[Stated goal] Filter the lines below, copying only those with the string "CREATOR".

[Dataset records]
- - -

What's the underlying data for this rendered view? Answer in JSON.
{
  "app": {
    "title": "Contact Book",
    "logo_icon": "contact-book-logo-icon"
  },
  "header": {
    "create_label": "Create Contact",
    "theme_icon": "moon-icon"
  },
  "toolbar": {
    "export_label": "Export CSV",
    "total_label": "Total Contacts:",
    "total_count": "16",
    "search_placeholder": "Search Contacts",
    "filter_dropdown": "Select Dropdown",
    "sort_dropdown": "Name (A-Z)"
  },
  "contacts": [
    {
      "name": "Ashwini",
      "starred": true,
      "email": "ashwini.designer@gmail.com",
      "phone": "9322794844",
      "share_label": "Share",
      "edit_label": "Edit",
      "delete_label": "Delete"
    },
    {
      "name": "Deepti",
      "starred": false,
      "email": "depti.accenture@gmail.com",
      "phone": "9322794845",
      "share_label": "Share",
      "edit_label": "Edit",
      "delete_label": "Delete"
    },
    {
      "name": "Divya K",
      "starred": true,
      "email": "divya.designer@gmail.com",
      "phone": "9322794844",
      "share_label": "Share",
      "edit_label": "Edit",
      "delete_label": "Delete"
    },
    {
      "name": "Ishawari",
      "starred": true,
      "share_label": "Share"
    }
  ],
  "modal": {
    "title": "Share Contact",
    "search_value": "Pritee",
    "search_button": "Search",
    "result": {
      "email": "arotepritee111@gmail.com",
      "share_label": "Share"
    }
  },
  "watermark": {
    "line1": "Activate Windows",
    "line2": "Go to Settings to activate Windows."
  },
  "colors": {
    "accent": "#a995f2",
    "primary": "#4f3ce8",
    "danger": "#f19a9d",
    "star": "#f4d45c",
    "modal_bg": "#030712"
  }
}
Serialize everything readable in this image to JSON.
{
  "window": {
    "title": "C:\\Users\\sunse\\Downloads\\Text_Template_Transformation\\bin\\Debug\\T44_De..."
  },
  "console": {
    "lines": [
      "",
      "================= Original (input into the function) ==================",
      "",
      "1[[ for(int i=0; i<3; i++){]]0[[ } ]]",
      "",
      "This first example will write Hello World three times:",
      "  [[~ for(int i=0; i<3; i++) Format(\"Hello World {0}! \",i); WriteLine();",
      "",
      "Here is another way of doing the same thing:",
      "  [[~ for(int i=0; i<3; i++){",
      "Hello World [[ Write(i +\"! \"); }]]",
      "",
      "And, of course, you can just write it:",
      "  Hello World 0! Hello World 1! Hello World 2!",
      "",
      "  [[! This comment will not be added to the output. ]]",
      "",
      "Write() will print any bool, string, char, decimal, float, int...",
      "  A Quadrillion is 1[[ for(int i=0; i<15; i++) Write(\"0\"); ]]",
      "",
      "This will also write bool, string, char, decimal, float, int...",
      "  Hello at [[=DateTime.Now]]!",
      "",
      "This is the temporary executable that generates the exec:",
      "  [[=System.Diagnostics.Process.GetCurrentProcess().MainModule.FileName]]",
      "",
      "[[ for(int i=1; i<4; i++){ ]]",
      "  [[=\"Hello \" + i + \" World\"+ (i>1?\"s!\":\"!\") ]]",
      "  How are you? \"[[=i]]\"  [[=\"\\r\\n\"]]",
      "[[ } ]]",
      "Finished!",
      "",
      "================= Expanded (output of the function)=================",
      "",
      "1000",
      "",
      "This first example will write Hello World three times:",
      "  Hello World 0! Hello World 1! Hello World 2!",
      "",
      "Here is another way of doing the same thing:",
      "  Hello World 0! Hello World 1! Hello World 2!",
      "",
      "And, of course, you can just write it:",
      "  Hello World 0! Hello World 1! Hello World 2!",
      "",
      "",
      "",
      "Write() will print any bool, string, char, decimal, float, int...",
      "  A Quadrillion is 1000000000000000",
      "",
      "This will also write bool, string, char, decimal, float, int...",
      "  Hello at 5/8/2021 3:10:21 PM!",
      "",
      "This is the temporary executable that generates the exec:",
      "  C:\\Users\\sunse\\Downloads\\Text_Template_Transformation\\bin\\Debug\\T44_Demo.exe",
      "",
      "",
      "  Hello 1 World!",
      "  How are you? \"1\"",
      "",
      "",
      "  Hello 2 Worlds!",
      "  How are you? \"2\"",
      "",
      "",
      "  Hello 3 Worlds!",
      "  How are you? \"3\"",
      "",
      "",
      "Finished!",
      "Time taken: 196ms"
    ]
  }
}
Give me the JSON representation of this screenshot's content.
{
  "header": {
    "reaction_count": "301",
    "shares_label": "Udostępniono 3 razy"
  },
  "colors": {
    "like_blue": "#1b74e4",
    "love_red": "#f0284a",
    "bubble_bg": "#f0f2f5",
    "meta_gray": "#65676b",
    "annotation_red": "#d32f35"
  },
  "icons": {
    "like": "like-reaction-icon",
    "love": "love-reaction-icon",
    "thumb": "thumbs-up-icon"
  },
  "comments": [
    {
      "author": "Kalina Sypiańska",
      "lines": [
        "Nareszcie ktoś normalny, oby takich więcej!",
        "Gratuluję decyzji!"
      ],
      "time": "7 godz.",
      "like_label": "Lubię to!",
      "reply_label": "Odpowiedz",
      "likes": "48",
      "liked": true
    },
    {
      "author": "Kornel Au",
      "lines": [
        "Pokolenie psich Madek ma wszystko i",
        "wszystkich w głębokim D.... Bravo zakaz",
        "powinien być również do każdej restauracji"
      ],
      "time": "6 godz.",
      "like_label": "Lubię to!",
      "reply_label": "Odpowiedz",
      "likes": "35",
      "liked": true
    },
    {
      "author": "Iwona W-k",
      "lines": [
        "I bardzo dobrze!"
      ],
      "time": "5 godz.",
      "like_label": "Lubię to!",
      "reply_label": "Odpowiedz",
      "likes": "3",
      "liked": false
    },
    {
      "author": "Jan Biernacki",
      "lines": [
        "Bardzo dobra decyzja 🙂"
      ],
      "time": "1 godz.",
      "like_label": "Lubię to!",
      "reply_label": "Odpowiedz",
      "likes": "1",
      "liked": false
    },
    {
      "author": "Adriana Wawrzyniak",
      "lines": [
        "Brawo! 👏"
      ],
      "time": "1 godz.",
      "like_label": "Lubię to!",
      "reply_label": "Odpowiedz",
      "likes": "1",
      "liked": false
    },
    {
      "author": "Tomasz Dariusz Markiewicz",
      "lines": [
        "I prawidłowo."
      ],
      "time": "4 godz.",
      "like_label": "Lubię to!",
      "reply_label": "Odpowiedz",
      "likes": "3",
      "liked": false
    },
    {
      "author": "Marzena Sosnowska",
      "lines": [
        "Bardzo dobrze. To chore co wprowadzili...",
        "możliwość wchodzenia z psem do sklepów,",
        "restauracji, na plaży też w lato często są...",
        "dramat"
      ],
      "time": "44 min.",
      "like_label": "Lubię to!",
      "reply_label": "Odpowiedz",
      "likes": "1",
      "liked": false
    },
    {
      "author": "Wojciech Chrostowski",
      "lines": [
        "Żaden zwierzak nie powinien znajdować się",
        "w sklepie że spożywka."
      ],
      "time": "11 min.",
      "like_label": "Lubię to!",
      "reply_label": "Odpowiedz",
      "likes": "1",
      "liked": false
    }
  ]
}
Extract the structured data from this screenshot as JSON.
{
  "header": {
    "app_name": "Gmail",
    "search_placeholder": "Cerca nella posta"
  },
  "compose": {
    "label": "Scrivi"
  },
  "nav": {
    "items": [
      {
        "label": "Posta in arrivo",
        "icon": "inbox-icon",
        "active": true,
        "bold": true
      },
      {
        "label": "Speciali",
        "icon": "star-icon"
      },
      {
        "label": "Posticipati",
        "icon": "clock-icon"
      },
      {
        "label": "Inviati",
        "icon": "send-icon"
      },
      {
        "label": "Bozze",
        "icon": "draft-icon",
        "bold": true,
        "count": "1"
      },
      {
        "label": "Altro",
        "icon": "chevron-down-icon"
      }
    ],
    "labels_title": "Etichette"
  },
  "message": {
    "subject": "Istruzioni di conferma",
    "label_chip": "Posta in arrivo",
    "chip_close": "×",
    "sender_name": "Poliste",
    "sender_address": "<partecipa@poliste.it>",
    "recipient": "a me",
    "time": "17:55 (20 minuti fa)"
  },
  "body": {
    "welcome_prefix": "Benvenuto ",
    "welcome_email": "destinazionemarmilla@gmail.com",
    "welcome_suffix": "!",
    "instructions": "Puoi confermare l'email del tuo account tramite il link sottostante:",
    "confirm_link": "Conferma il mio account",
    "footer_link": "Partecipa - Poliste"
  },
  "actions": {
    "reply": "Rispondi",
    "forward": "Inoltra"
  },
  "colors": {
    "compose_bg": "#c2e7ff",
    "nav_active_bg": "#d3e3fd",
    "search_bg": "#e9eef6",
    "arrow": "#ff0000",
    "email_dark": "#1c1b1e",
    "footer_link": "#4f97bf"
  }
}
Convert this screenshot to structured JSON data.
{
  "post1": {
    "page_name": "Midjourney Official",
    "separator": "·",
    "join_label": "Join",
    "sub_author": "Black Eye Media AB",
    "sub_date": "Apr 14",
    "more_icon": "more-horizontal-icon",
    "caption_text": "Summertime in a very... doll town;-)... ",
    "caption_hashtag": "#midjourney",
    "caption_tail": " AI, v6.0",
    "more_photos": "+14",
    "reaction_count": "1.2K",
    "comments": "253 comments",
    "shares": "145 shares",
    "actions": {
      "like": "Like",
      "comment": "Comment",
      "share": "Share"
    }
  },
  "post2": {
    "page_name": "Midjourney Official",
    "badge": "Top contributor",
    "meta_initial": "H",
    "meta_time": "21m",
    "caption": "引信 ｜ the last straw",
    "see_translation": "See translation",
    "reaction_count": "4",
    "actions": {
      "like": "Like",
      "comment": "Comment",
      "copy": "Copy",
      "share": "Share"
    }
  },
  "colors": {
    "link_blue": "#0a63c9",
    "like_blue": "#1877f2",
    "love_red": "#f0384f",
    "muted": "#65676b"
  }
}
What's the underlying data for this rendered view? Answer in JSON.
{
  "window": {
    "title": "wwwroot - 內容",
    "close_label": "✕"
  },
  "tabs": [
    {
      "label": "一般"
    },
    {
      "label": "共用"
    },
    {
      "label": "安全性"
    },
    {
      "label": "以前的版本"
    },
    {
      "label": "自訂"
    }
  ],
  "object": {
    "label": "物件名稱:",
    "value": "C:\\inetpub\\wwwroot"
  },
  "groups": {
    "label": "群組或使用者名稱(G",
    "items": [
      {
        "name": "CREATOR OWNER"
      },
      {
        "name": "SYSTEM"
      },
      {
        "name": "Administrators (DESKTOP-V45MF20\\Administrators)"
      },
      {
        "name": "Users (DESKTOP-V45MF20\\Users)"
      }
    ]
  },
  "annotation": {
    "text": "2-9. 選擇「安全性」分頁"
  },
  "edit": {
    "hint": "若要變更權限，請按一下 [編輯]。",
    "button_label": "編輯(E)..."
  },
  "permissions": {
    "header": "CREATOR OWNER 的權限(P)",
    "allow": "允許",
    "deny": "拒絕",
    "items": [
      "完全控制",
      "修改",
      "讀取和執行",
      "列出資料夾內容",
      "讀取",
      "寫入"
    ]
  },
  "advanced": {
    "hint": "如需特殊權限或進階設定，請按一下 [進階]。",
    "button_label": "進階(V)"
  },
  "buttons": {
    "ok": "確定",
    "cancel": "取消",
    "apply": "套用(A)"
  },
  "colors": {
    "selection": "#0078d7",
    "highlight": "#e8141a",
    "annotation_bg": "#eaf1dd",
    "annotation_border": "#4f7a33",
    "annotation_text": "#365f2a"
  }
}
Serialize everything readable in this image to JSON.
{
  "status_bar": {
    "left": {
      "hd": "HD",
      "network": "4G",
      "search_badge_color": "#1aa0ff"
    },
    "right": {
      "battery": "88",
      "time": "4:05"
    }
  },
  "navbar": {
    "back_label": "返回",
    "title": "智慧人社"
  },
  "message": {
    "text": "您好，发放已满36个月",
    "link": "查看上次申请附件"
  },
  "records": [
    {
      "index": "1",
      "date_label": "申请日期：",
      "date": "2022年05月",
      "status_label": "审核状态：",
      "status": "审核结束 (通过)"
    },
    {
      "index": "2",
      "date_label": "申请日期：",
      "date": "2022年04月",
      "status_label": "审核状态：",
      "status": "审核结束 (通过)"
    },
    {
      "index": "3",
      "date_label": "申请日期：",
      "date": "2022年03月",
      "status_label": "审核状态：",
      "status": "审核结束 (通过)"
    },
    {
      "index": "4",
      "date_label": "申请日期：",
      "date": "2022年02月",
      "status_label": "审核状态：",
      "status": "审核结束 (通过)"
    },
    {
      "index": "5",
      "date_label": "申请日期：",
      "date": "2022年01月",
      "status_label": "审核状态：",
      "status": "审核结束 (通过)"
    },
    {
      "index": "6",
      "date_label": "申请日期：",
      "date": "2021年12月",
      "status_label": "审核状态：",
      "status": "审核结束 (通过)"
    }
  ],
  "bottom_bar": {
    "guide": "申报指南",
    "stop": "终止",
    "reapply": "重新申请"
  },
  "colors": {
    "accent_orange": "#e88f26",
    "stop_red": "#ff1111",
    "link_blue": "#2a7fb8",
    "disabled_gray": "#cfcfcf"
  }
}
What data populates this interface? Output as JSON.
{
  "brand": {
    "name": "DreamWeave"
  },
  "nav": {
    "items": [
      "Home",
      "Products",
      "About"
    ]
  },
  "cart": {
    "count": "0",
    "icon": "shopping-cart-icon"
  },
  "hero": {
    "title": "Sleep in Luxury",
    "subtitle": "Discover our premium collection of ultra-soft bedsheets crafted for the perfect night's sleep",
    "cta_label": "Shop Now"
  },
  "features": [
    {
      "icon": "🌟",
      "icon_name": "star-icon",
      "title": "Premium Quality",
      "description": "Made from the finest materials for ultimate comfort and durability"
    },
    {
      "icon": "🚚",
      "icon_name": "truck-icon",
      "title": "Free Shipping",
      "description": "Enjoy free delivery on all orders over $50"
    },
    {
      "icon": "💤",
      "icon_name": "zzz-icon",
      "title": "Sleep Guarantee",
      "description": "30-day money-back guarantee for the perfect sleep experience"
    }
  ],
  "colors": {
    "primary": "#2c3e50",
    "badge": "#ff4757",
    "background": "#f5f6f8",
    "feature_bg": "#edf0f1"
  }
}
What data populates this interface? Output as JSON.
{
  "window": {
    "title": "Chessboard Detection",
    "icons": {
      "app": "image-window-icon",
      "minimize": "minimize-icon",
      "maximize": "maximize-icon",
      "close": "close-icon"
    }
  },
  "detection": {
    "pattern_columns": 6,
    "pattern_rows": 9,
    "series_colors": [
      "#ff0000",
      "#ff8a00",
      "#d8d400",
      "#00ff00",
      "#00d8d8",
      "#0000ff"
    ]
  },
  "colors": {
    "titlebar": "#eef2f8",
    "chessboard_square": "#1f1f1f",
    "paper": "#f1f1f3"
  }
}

- - -

[Response to the task]
        "name": "CREATOR OWNER"
    "header": "CREATOR OWNER 的權限(P)",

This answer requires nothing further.